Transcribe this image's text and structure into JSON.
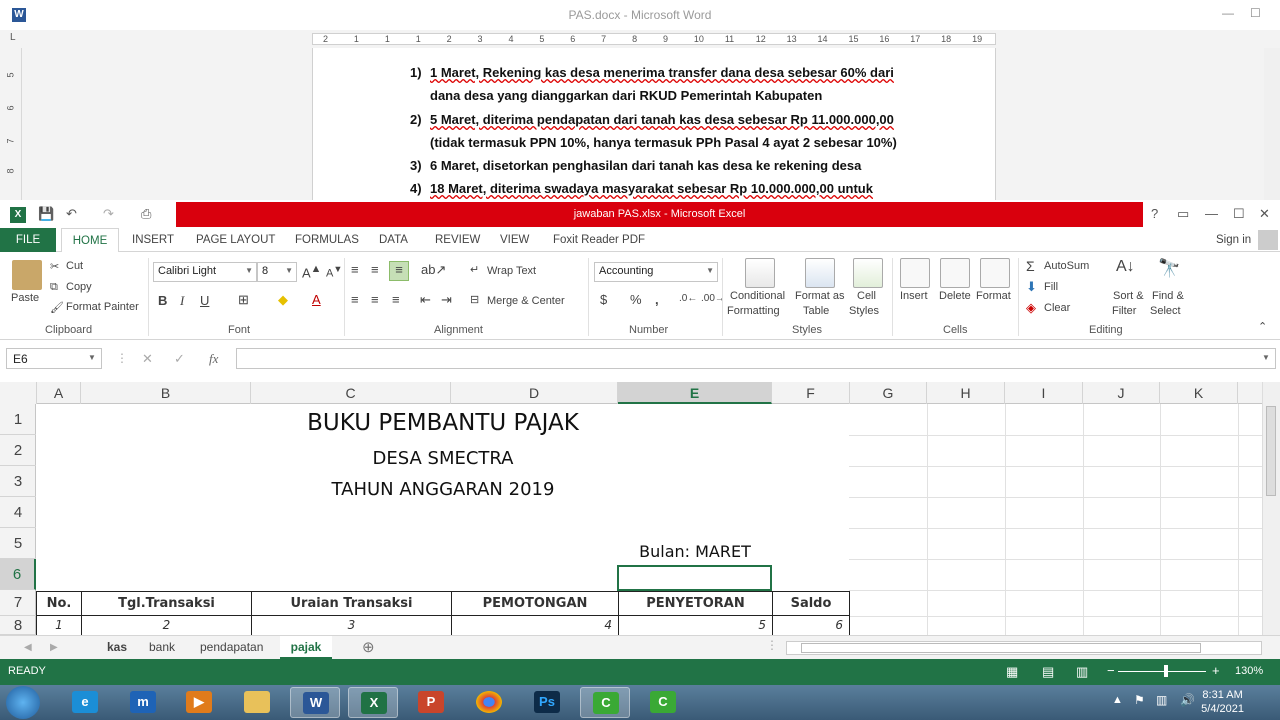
{
  "word": {
    "title": "PAS.docx - Microsoft Word",
    "ruler": [
      "2",
      "1",
      "1",
      "1",
      "2",
      "3",
      "4",
      "5",
      "6",
      "7",
      "8",
      "9",
      "10",
      "11",
      "12",
      "13",
      "14",
      "15",
      "16",
      "17",
      "18",
      "19"
    ],
    "vruler": [
      "5",
      "6",
      "7",
      "8"
    ],
    "lines": [
      {
        "num": "1)",
        "text": "1 Maret, Rekening kas desa menerima transfer dana desa sebesar 60% dari"
      },
      {
        "num": "",
        "text": "dana desa yang dianggarkan dari RKUD Pemerintah Kabupaten"
      },
      {
        "num": "2)",
        "text": "5 Maret, diterima pendapatan dari tanah kas desa sebesar Rp 11.000.000,00"
      },
      {
        "num": "",
        "text": "(tidak termasuk PPN 10%, hanya termasuk PPh Pasal 4 ayat 2 sebesar 10%)"
      },
      {
        "num": "3)",
        "text": "6 Maret, disetorkan penghasilan dari tanah kas desa ke rekening desa"
      },
      {
        "num": "4)",
        "text": "18 Maret, diterima swadaya masyarakat sebesar Rp 10.000.000,00 untuk"
      }
    ]
  },
  "excel": {
    "title": "jawaban PAS.xlsx -  Microsoft Excel",
    "signin": "Sign in",
    "tabs": [
      "FILE",
      "HOME",
      "INSERT",
      "PAGE LAYOUT",
      "FORMULAS",
      "DATA",
      "REVIEW",
      "VIEW",
      "Foxit Reader PDF"
    ],
    "clipboard": {
      "paste": "Paste",
      "cut": "Cut",
      "copy": "Copy",
      "format_painter": "Format Painter",
      "group": "Clipboard"
    },
    "font": {
      "name": "Calibri Light",
      "size": "8",
      "group": "Font",
      "bold": "B",
      "italic": "I",
      "underline": "U"
    },
    "alignment": {
      "wrap": "Wrap Text",
      "merge": "Merge & Center",
      "group": "Alignment"
    },
    "number": {
      "format": "Accounting",
      "group": "Number",
      "currency": "$",
      "percent": "%",
      "comma": ","
    },
    "styles": {
      "cond": "Conditional",
      "cond2": "Formatting",
      "fmt": "Format as",
      "fmt2": "Table",
      "cell": "Cell",
      "cell2": "Styles",
      "group": "Styles"
    },
    "cells": {
      "insert": "Insert",
      "delete": "Delete",
      "format": "Format",
      "group": "Cells"
    },
    "editing": {
      "autosum": "AutoSum",
      "fill": "Fill",
      "clear": "Clear",
      "sort": "Sort &",
      "sort2": "Filter",
      "find": "Find &",
      "find2": "Select",
      "group": "Editing"
    },
    "namebox": "E6",
    "fx": "fx",
    "columns": [
      "A",
      "B",
      "C",
      "D",
      "E",
      "F",
      "G",
      "H",
      "I",
      "J",
      "K"
    ],
    "rows": [
      "1",
      "2",
      "3",
      "4",
      "5",
      "6",
      "7",
      "8"
    ],
    "sheet": {
      "title": "BUKU PEMBANTU PAJAK",
      "subtitle": "DESA SMECTRA",
      "year": "TAHUN ANGGARAN 2019",
      "month": "Bulan: MARET",
      "headers": [
        "No.",
        "Tgl.Transaksi",
        "Uraian Transaksi",
        "PEMOTONGAN",
        "PENYETORAN",
        "Saldo"
      ],
      "numbers": [
        "1",
        "2",
        "3",
        "4",
        "5",
        "6"
      ]
    },
    "sheet_tabs": [
      "kas",
      "bank",
      "pendapatan",
      "pajak"
    ],
    "status": "READY",
    "zoom": "130%"
  },
  "taskbar": {
    "time": "8:31 AM",
    "date": "5/4/2021"
  }
}
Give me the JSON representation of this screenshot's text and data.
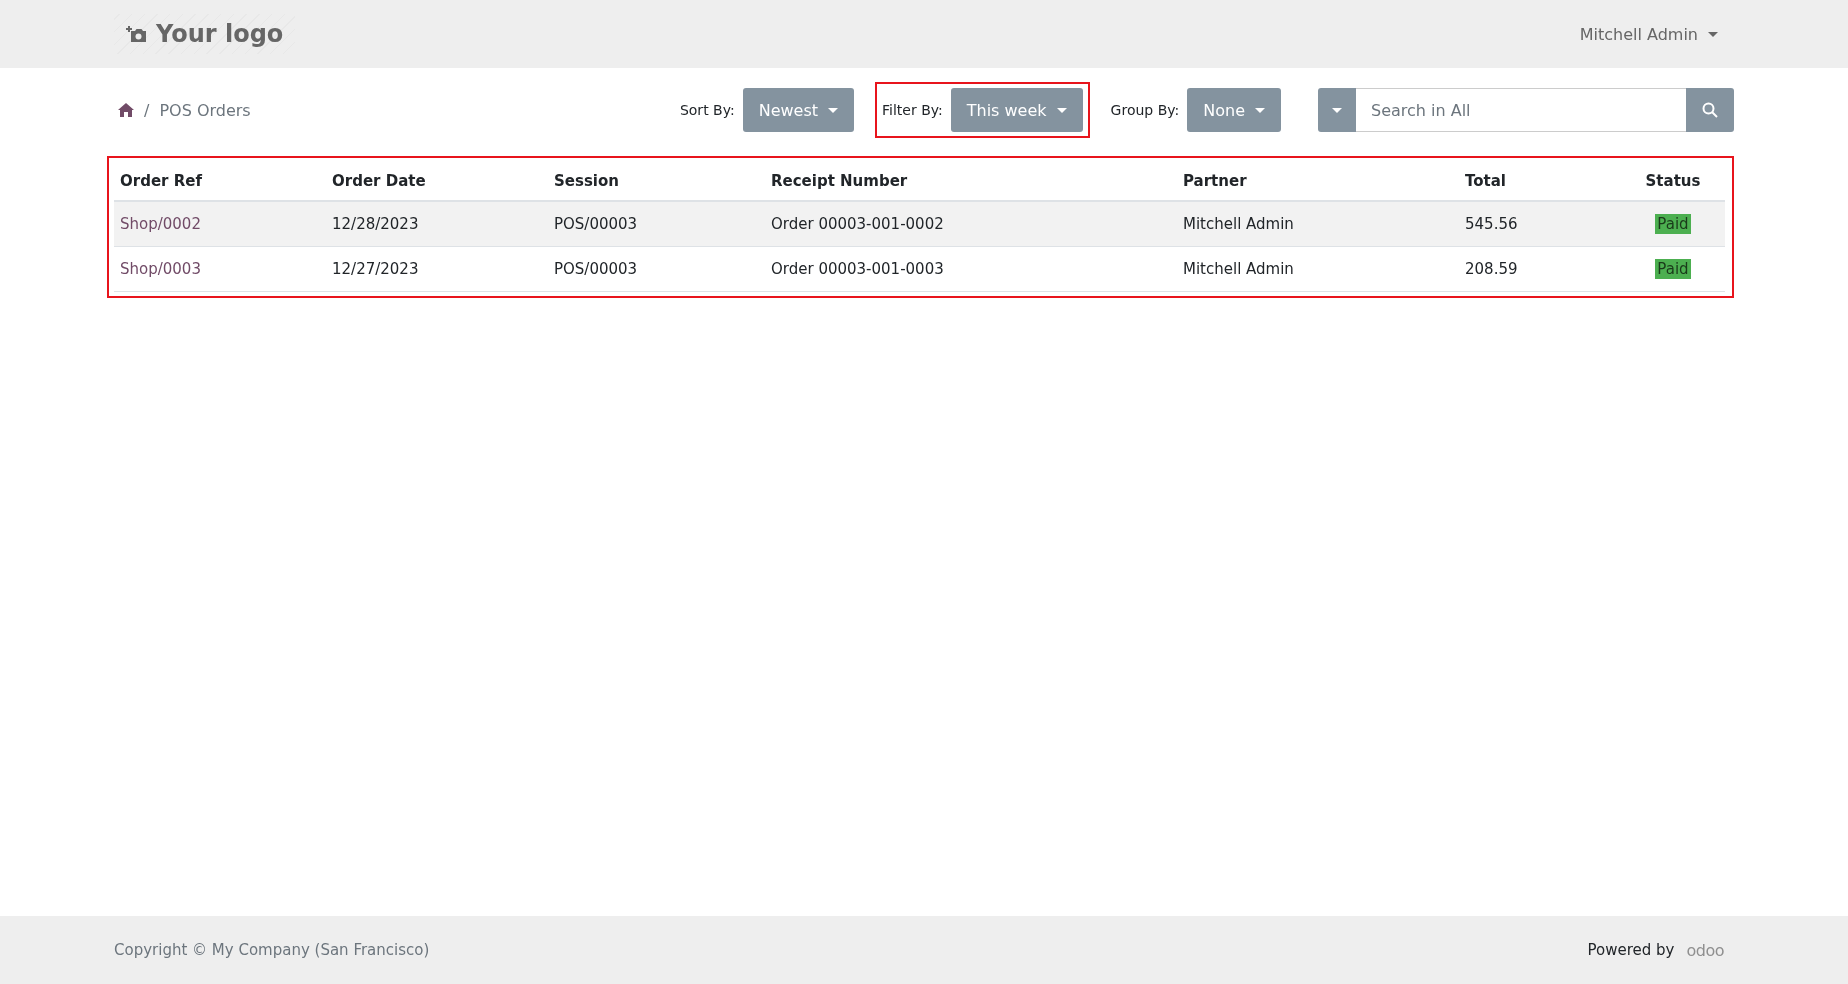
{
  "header": {
    "logo": "Your logo",
    "user": "Mitchell Admin"
  },
  "breadcrumb": {
    "separator": "/",
    "items": [
      "POS Orders"
    ]
  },
  "toolbar": {
    "controls": [
      {
        "label": "Sort By:",
        "value": "Newest",
        "highlighted": false
      },
      {
        "label": "Filter By:",
        "value": "This week",
        "highlighted": true
      },
      {
        "label": "Group By:",
        "value": "None",
        "highlighted": false
      }
    ],
    "search": {
      "placeholder": "Search in All"
    }
  },
  "table": {
    "highlighted": true,
    "columns": [
      "Order Ref",
      "Order Date",
      "Session",
      "Receipt Number",
      "Partner",
      "Total",
      "Status"
    ],
    "rows": [
      {
        "cells": [
          "Shop/0002",
          "12/28/2023",
          "POS/00003",
          "Order 00003-001-0002",
          "Mitchell Admin",
          "545.56"
        ],
        "status": {
          "label": "Paid",
          "color": "#4caf50"
        }
      },
      {
        "cells": [
          "Shop/0003",
          "12/27/2023",
          "POS/00003",
          "Order 00003-001-0003",
          "Mitchell Admin",
          "208.59"
        ],
        "status": {
          "label": "Paid",
          "color": "#4caf50"
        }
      }
    ]
  },
  "footer": {
    "copyright": "Copyright © My Company (San Francisco)",
    "powered_by": "Powered by",
    "brand": "odoo"
  }
}
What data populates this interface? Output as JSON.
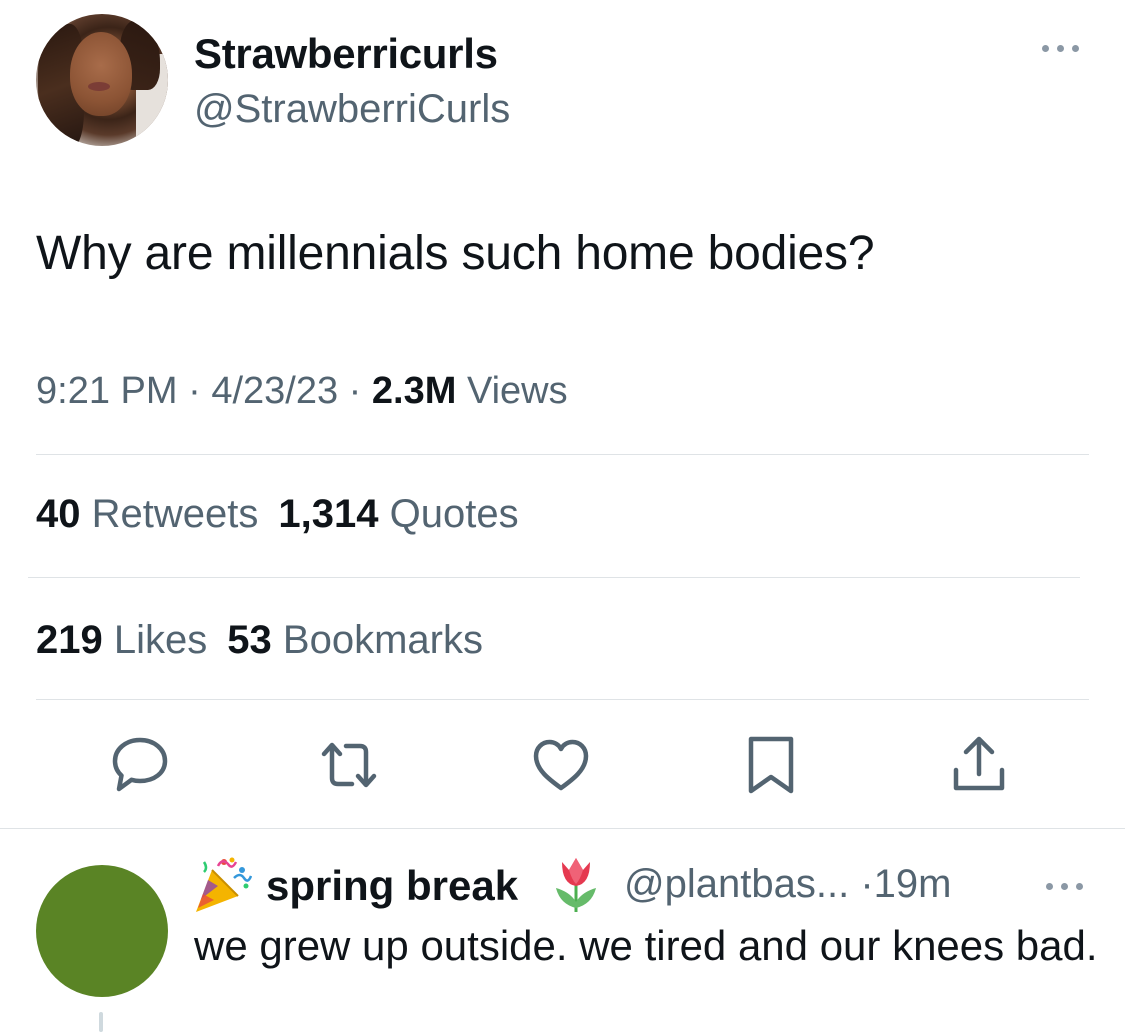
{
  "tweet": {
    "author_name": "Strawberricurls",
    "author_handle": "@StrawberriCurls",
    "text": "Why are millennials such home bodies?",
    "time": "9:21 PM",
    "date": "4/23/23",
    "views_count": "2.3M",
    "views_label": "Views",
    "separator": "·"
  },
  "stats": {
    "retweets_count": "40",
    "retweets_label": "Retweets",
    "quotes_count": "1,314",
    "quotes_label": "Quotes",
    "likes_count": "219",
    "likes_label": "Likes",
    "bookmarks_count": "53",
    "bookmarks_label": "Bookmarks"
  },
  "actions": [
    "reply-icon",
    "retweet-icon",
    "like-icon",
    "bookmark-icon",
    "share-icon"
  ],
  "reply": {
    "author_name": "spring break",
    "author_handle": "@plantbas...",
    "separator": "·",
    "time": "19m",
    "text": "we grew up outside. we tired and our knees bad.",
    "avatar_color": "#5a8425",
    "icons": [
      "party-popper-icon",
      "tulip-icon"
    ]
  },
  "colors": {
    "text_primary": "#0f1419",
    "text_secondary": "#536471",
    "divider": "#dfe3e6",
    "icon": "#536471"
  }
}
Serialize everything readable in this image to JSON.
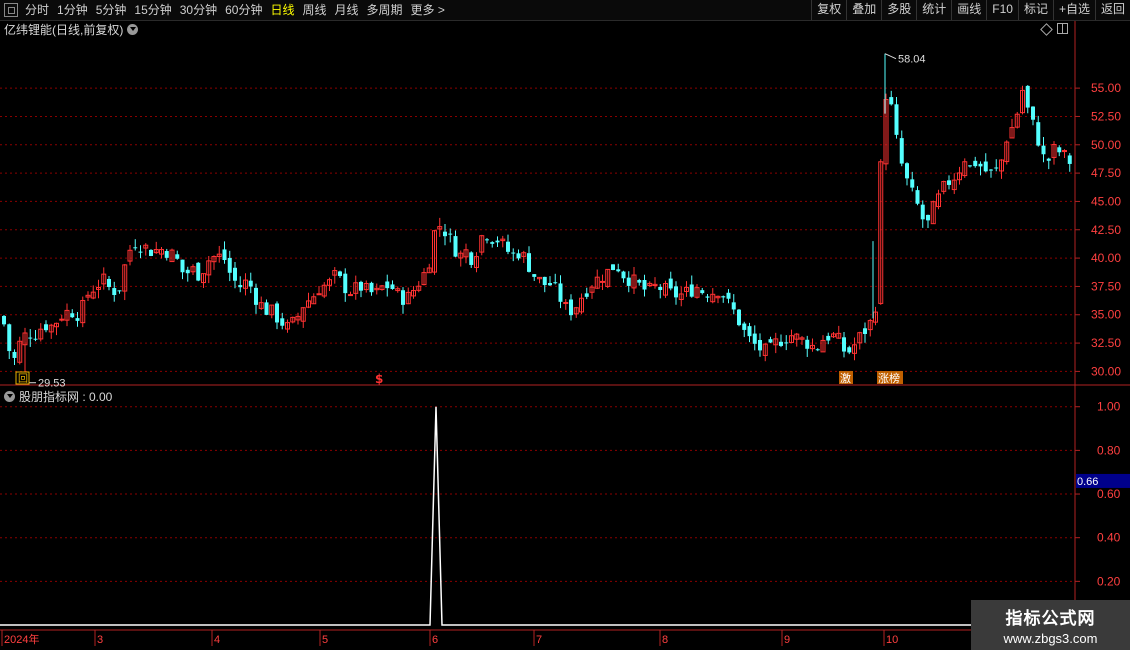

----

_Set exercise_: Keep only those lines of the records that hold "diterima", and return them.

_Finished task_:
        "text": "5 Maret, diterima pendapatan dari tanah kas desa sebesar Rp 11.000.000,00"
        "text": "18 Maret, diterima swadaya masyarakat sebesar Rp 10.000.000,00 untuk"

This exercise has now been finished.